__WHAT TO WORK ON__
The listing must be reproduced in full, exactly as it stands.

** Begin RECORDS PROVIDED **

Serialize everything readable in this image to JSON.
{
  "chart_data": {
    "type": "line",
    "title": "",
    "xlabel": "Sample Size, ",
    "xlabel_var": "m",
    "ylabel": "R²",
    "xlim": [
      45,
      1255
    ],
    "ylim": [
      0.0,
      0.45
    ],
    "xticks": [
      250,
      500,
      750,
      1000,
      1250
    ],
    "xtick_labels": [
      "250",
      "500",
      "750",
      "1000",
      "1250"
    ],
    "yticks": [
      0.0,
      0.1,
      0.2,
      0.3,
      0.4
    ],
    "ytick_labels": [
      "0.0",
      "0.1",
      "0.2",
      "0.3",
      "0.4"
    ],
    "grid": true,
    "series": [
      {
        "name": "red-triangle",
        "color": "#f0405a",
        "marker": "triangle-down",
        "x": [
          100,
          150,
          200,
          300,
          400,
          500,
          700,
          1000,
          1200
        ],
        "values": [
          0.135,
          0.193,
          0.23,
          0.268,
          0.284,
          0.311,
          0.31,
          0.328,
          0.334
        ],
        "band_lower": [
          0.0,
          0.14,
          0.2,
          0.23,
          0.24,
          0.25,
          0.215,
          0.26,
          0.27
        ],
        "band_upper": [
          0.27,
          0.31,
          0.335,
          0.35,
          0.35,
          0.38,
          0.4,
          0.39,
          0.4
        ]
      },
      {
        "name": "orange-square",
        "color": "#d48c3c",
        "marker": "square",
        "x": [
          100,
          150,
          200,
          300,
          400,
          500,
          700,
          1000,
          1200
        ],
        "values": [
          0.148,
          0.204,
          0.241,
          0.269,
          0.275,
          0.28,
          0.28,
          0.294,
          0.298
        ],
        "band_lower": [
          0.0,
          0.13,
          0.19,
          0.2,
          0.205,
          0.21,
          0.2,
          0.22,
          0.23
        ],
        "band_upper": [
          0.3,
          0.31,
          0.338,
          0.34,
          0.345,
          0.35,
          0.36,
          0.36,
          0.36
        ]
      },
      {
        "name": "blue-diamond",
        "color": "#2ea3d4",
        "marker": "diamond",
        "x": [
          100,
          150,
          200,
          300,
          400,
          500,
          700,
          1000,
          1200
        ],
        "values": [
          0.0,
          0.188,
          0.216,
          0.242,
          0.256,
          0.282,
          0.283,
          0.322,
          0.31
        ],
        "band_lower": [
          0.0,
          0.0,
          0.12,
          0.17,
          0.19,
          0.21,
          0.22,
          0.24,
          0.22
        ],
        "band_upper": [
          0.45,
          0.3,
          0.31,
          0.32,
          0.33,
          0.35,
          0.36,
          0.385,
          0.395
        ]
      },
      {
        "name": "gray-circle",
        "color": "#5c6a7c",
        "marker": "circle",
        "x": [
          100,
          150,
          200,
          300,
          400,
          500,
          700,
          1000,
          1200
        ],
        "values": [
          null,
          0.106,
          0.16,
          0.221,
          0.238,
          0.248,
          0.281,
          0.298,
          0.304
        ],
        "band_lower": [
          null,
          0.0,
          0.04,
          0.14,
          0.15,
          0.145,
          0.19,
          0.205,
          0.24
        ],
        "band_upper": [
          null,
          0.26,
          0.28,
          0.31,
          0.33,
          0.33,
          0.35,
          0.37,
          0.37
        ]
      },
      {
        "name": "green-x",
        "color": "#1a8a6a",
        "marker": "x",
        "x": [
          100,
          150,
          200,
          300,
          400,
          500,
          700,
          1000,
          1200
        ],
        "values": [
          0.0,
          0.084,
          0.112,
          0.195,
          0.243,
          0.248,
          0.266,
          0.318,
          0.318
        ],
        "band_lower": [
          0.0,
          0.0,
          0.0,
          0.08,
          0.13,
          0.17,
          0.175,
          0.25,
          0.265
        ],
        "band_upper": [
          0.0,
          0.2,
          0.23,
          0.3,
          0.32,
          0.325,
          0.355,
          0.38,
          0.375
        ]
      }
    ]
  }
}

** End RECORDS PROVIDED **

__RESPONSE TO THIS TASK__
Serialize everything readable in this image to JSON.
{
  "chart_data": {
    "type": "line",
    "title": "",
    "xlabel": "Sample Size, ",
    "xlabel_var": "m",
    "ylabel": "R²",
    "xlim": [
      45,
      1255
    ],
    "ylim": [
      0.0,
      0.45
    ],
    "xticks": [
      250,
      500,
      750,
      1000,
      1250
    ],
    "xtick_labels": [
      "250",
      "500",
      "750",
      "1000",
      "1250"
    ],
    "yticks": [
      0.0,
      0.1,
      0.2,
      0.3,
      0.4
    ],
    "ytick_labels": [
      "0.0",
      "0.1",
      "0.2",
      "0.3",
      "0.4"
    ],
    "grid": true,
    "series": [
      {
        "name": "red-triangle",
        "color": "#f0405a",
        "marker": "triangle-down",
        "x": [
          100,
          150,
          200,
          300,
          400,
          500,
          700,
          1000,
          1200
        ],
        "values": [
          0.135,
          0.193,
          0.23,
          0.268,
          0.284,
          0.311,
          0.31,
          0.328,
          0.334
        ],
        "band_lower": [
          0.0,
          0.14,
          0.2,
          0.23,
          0.24,
          0.25,
          0.215,
          0.26,
          0.27
        ],
        "band_upper": [
          0.27,
          0.31,
          0.335,
          0.35,
          0.35,
          0.38,
          0.4,
          0.39,
          0.4
        ]
      },
      {
        "name": "orange-square",
        "color": "#d48c3c",
        "marker": "square",
        "x": [
          100,
          150,
          200,
          300,
          400,
          500,
          700,
          1000,
          1200
        ],
        "values": [
          0.148,
          0.204,
          0.241,
          0.269,
          0.275,
          0.28,
          0.28,
          0.294,
          0.298
        ],
        "band_lower": [
          0.0,
          0.13,
          0.19,
          0.2,
          0.205,
          0.21,
          0.2,
          0.22,
          0.23
        ],
        "band_upper": [
          0.3,
          0.31,
          0.338,
          0.34,
          0.345,
          0.35,
          0.36,
          0.36,
          0.36
        ]
      },
      {
        "name": "blue-diamond",
        "color": "#2ea3d4",
        "marker": "diamond",
        "x": [
          100,
          150,
          200,
          300,
          400,
          500,
          700,
          1000,
          1200
        ],
        "values": [
          0.0,
          0.188,
          0.216,
          0.242,
          0.256,
          0.282,
          0.283,
          0.322,
          0.31
        ],
        "band_lower": [
          0.0,
          0.0,
          0.12,
          0.17,
          0.19,
          0.21,
          0.22,
          0.24,
          0.22
        ],
        "band_upper": [
          0.45,
          0.3,
          0.31,
          0.32,
          0.33,
          0.35,
          0.36,
          0.385,
          0.395
        ]
      },
      {
        "name": "gray-circle",
        "color": "#5c6a7c",
        "marker": "circle",
        "x": [
          100,
          150,
          200,
          300,
          400,
          500,
          700,
          1000,
          1200
        ],
        "values": [
          null,
          0.106,
          0.16,
          0.221,
          0.238,
          0.248,
          0.281,
          0.298,
          0.304
        ],
        "band_lower": [
          null,
          0.0,
          0.04,
          0.14,
          0.15,
          0.145,
          0.19,
          0.205,
          0.24
        ],
        "band_upper": [
          null,
          0.26,
          0.28,
          0.31,
          0.33,
          0.33,
          0.35,
          0.37,
          0.37
        ]
      },
      {
        "name": "green-x",
        "color": "#1a8a6a",
        "marker": "x",
        "x": [
          100,
          150,
          200,
          300,
          400,
          500,
          700,
          1000,
          1200
        ],
        "values": [
          0.0,
          0.084,
          0.112,
          0.195,
          0.243,
          0.248,
          0.266,
          0.318,
          0.318
        ],
        "band_lower": [
          0.0,
          0.0,
          0.0,
          0.08,
          0.13,
          0.17,
          0.175,
          0.25,
          0.265
        ],
        "band_upper": [
          0.0,
          0.2,
          0.23,
          0.3,
          0.32,
          0.325,
          0.355,
          0.38,
          0.375
        ]
      }
    ]
  }
}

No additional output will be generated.